- [What to work on]:
Quote all of the entries word for word.

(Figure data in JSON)
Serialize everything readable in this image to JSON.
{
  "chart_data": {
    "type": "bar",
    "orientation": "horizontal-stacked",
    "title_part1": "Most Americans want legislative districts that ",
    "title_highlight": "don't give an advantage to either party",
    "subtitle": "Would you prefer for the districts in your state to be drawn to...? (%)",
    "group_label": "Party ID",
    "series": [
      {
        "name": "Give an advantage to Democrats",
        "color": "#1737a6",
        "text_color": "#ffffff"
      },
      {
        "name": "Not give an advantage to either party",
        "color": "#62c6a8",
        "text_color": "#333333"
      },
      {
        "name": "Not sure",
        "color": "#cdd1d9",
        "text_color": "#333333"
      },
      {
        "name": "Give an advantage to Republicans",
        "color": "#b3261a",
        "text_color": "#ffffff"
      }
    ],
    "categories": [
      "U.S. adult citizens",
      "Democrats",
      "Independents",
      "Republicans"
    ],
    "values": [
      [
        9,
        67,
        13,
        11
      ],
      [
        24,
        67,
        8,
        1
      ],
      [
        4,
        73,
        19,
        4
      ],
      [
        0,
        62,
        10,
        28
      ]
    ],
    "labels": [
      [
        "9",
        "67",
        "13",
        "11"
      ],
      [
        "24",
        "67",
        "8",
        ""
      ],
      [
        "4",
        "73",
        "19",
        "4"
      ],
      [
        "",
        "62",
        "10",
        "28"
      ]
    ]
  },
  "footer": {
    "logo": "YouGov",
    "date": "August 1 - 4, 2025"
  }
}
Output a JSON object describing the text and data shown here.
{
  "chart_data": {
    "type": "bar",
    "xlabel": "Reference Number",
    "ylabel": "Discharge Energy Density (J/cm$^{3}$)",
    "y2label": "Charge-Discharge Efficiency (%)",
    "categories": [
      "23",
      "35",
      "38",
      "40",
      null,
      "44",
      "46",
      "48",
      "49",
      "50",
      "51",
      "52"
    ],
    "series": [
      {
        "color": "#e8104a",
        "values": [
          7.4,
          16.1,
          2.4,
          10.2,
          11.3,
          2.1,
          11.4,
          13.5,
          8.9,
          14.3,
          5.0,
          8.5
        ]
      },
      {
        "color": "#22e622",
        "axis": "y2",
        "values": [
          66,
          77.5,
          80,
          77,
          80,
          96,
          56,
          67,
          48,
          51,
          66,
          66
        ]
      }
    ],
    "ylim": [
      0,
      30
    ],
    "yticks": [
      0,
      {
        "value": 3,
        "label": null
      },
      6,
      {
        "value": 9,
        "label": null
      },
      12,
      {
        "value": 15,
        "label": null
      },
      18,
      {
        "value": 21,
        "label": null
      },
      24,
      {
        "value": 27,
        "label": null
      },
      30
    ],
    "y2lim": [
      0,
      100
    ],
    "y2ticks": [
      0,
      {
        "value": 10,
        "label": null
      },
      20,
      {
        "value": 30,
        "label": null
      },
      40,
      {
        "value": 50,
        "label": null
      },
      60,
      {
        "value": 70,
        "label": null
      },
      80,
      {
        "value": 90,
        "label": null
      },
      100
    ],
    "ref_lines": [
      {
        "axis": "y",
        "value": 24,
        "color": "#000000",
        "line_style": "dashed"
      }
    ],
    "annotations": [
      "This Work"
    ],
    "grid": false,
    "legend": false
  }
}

- [Full output]:
Serialize everything readable in this image to JSON.
{
  "chart_data": {
    "type": "bar",
    "orientation": "horizontal-stacked",
    "title_part1": "Most Americans want legislative districts that ",
    "title_highlight": "don't give an advantage to either party",
    "subtitle": "Would you prefer for the districts in your state to be drawn to...? (%)",
    "group_label": "Party ID",
    "series": [
      {
        "name": "Give an advantage to Democrats",
        "color": "#1737a6",
        "text_color": "#ffffff"
      },
      {
        "name": "Not give an advantage to either party",
        "color": "#62c6a8",
        "text_color": "#333333"
      },
      {
        "name": "Not sure",
        "color": "#cdd1d9",
        "text_color": "#333333"
      },
      {
        "name": "Give an advantage to Republicans",
        "color": "#b3261a",
        "text_color": "#ffffff"
      }
    ],
    "categories": [
      "U.S. adult citizens",
      "Democrats",
      "Independents",
      "Republicans"
    ],
    "values": [
      [
        9,
        67,
        13,
        11
      ],
      [
        24,
        67,
        8,
        1
      ],
      [
        4,
        73,
        19,
        4
      ],
      [
        0,
        62,
        10,
        28
      ]
    ],
    "labels": [
      [
        "9",
        "67",
        "13",
        "11"
      ],
      [
        "24",
        "67",
        "8",
        ""
      ],
      [
        "4",
        "73",
        "19",
        "4"
      ],
      [
        "",
        "62",
        "10",
        "28"
      ]
    ]
  },
  "footer": {
    "logo": "YouGov",
    "date": "August 1 - 4, 2025"
  }
}
Output a JSON object describing the text and data shown here.
{
  "chart_data": {
    "type": "bar",
    "xlabel": "Reference Number",
    "ylabel": "Discharge Energy Density (J/cm$^{3}$)",
    "y2label": "Charge-Discharge Efficiency (%)",
    "categories": [
      "23",
      "35",
      "38",
      "40",
      null,
      "44",
      "46",
      "48",
      "49",
      "50",
      "51",
      "52"
    ],
    "series": [
      {
        "color": "#e8104a",
        "values": [
          7.4,
          16.1,
          2.4,
          10.2,
          11.3,
          2.1,
          11.4,
          13.5,
          8.9,
          14.3,
          5.0,
          8.5
        ]
      },
      {
        "color": "#22e622",
        "axis": "y2",
        "values": [
          66,
          77.5,
          80,
          77,
          80,
          96,
          56,
          67,
          48,
          51,
          66,
          66
        ]
      }
    ],
    "ylim": [
      0,
      30
    ],
    "yticks": [
      0,
      {
        "value": 3,
        "label": null
      },
      6,
      {
        "value": 9,
        "label": null
      },
      12,
      {
        "value": 15,
        "label": null
      },
      18,
      {
        "value": 21,
        "label": null
      },
      24,
      {
        "value": 27,
        "label": null
      },
      30
    ],
    "y2lim": [
      0,
      100
    ],
    "y2ticks": [
      0,
      {
        "value": 10,
        "label": null
      },
      20,
      {
        "value": 30,
        "label": null
      },
      40,
      {
        "value": 50,
        "label": null
      },
      60,
      {
        "value": 70,
        "label": null
      },
      80,
      {
        "value": 90,
        "label": null
      },
      100
    ],
    "ref_lines": [
      {
        "axis": "y",
        "value": 24,
        "color": "#000000",
        "line_style": "dashed"
      }
    ],
    "annotations": [
      "This Work"
    ],
    "grid": false,
    "legend": false
  }
}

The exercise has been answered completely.